### Given instruction
Locate each line below that includes "Leche" and reproduce it.

BEGIN Material provided

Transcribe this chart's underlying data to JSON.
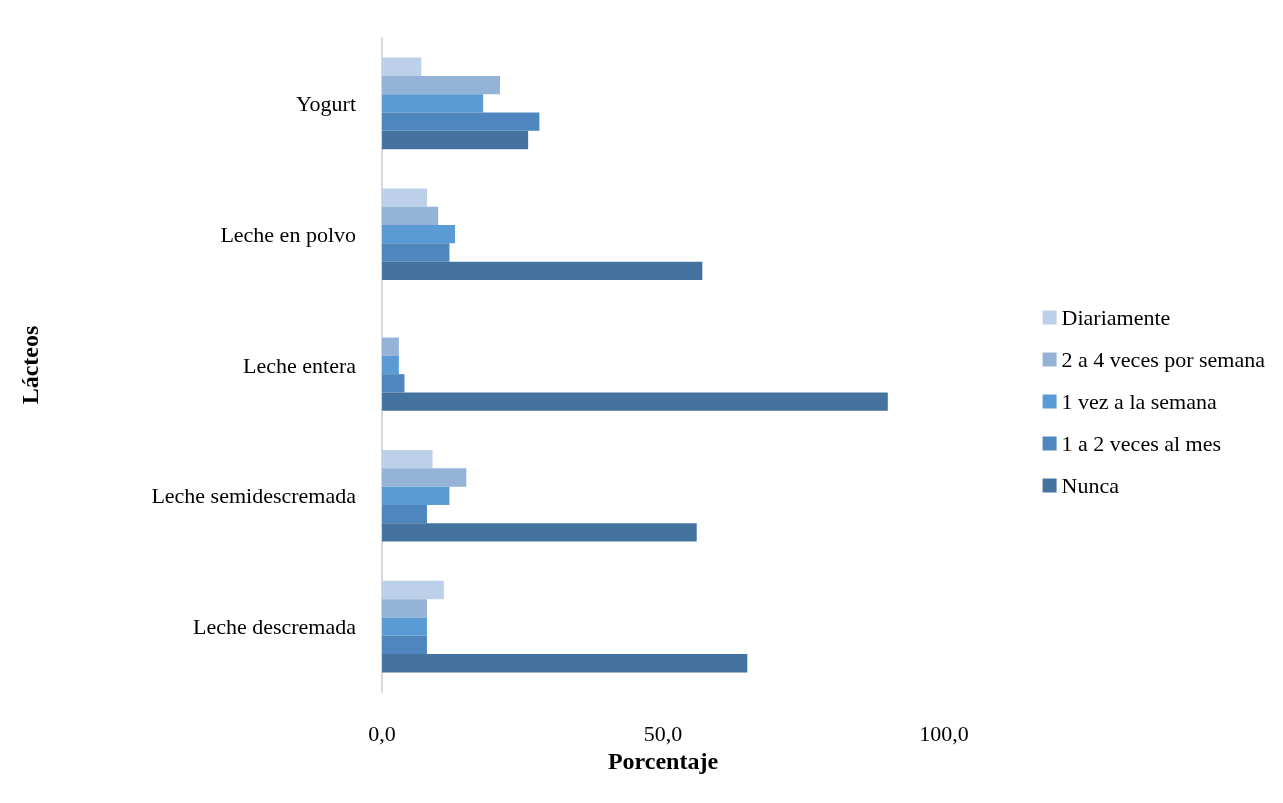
{
  "chart_data": {
    "type": "bar",
    "orientation": "horizontal",
    "xlabel": "Porcentaje",
    "ylabel": "Lácteos",
    "categories": [
      "Yogurt",
      "Leche en polvo",
      "Leche entera",
      "Leche semidescremada",
      "Leche descremada"
    ],
    "series": [
      {
        "name": "Diariamente",
        "color": "#bdd0e9",
        "values": [
          7,
          8,
          0,
          9,
          11
        ]
      },
      {
        "name": "2 a 4 veces por semana",
        "color": "#95b3d7",
        "values": [
          21,
          10,
          3,
          15,
          8
        ]
      },
      {
        "name": "1 vez a la semana",
        "color": "#5b9bd5",
        "values": [
          18,
          13,
          3,
          12,
          8
        ]
      },
      {
        "name": "1 a 2 veces al mes",
        "color": "#4f86bd",
        "values": [
          28,
          12,
          4,
          8,
          8
        ]
      },
      {
        "name": "Nunca",
        "color": "#44739f",
        "values": [
          26,
          57,
          90,
          56,
          65
        ]
      }
    ],
    "xlim": [
      0,
      100
    ],
    "xticks": [
      {
        "value": 0,
        "label": "0,0"
      },
      {
        "value": 50,
        "label": "50,0"
      },
      {
        "value": 100,
        "label": "100,0"
      }
    ],
    "grid": false,
    "legend": "right"
  }
}
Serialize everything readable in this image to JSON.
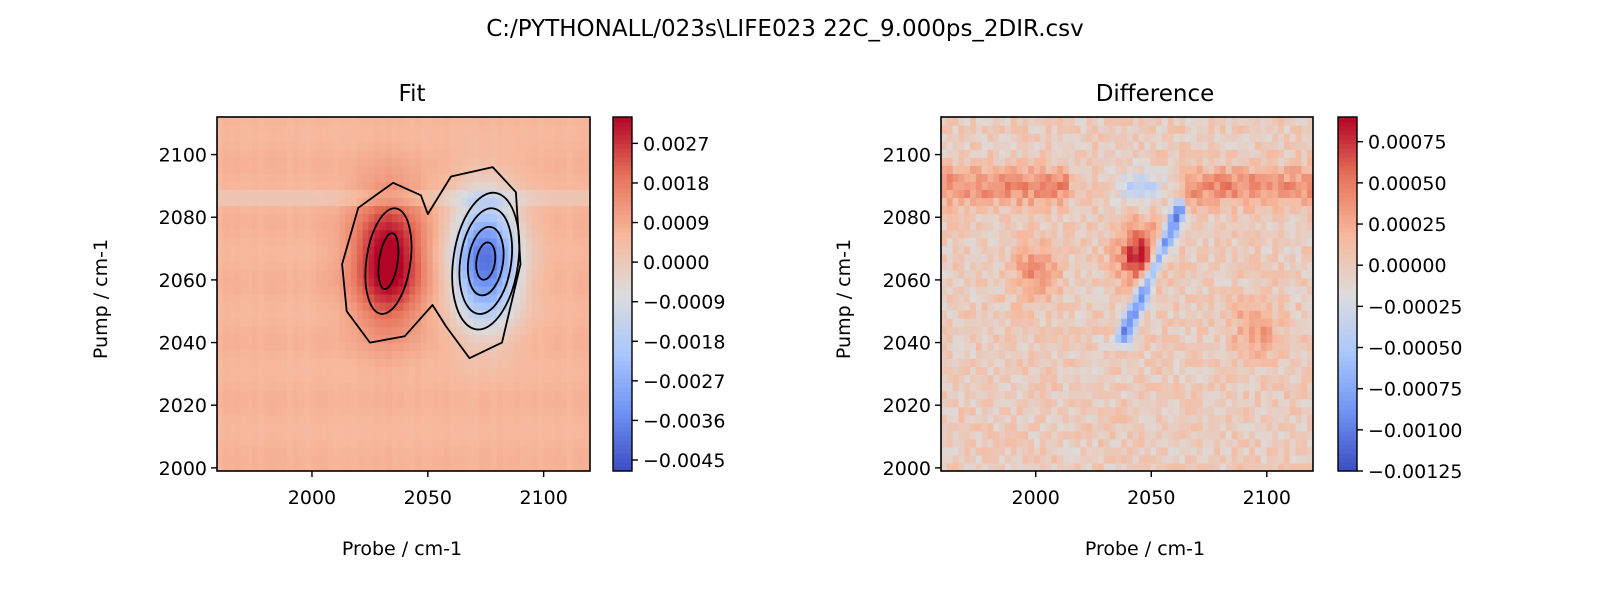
{
  "suptitle": "C:/PYTHONALL/023s\\LIFE023 22C_9.000ps_2DIR.csv",
  "colormap": {
    "name": "coolwarm",
    "stops": [
      "#3b4cc0",
      "#6f92f3",
      "#aac7fd",
      "#dddcdc",
      "#f7b89c",
      "#e7745b",
      "#b40426"
    ]
  },
  "chart_data": [
    {
      "type": "heatmap",
      "title": "Fit",
      "xlabel": "Probe / cm-1",
      "ylabel": "Pump / cm-1",
      "xlim": [
        1959,
        2120
      ],
      "ylim": [
        1999,
        2112
      ],
      "xticks": [
        2000,
        2050,
        2100
      ],
      "yticks": [
        2000,
        2020,
        2040,
        2060,
        2080,
        2100
      ],
      "colorbar": {
        "vmin": -0.00475,
        "vmax": 0.0033,
        "ticks": [
          0.0027,
          0.0018,
          0.0009,
          0.0,
          -0.0009,
          -0.0018,
          -0.0027,
          -0.0036,
          -0.0045
        ],
        "tick_labels": [
          "0.0027",
          "0.0018",
          "0.0009",
          "0.0000",
          "−0.0009",
          "−0.0018",
          "−0.0027",
          "−0.0036",
          "−0.0045"
        ]
      },
      "background_value": 0.0007,
      "features": [
        {
          "kind": "positive-peak",
          "x": 2033,
          "y": 2066,
          "amplitude": 0.003
        },
        {
          "kind": "negative-peak",
          "x": 2075,
          "y": 2066,
          "amplitude": -0.0047
        }
      ],
      "contours": true
    },
    {
      "type": "heatmap",
      "title": "Difference",
      "xlabel": "Probe / cm-1",
      "ylabel": "Pump / cm-1",
      "xlim": [
        1959,
        2120
      ],
      "ylim": [
        1999,
        2112
      ],
      "xticks": [
        2000,
        2050,
        2100
      ],
      "yticks": [
        2000,
        2020,
        2040,
        2060,
        2080,
        2100
      ],
      "colorbar": {
        "vmin": -0.00125,
        "vmax": 0.0009,
        "ticks": [
          0.00075,
          0.0005,
          0.00025,
          0.0,
          -0.00025,
          -0.0005,
          -0.00075,
          -0.001,
          -0.00125
        ],
        "tick_labels": [
          "0.00075",
          "0.00050",
          "0.00025",
          "0.00000",
          "−0.00025",
          "−0.00050",
          "−0.00075",
          "−0.00100",
          "−0.00125"
        ]
      },
      "features": [
        {
          "kind": "positive-band",
          "y": 2090,
          "amplitude": 0.00042
        },
        {
          "kind": "positive-blob",
          "x": 2045,
          "y": 2068,
          "amplitude": 0.00085
        },
        {
          "kind": "positive-blob",
          "x": 2000,
          "y": 2062,
          "amplitude": 0.0004
        },
        {
          "kind": "positive-blob",
          "x": 2095,
          "y": 2045,
          "amplitude": 0.00035
        },
        {
          "kind": "negative-streak",
          "from": [
            2062,
            2082
          ],
          "to": [
            2038,
            2042
          ],
          "amplitude": -0.00095
        },
        {
          "kind": "negative-blob",
          "x": 2045,
          "y": 2090,
          "amplitude": -0.00055
        }
      ]
    }
  ]
}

END Material provided

### Answer to the problem
      "Leche en polvo",
      "Leche entera",
      "Leche semidescremada",
      "Leche descremada"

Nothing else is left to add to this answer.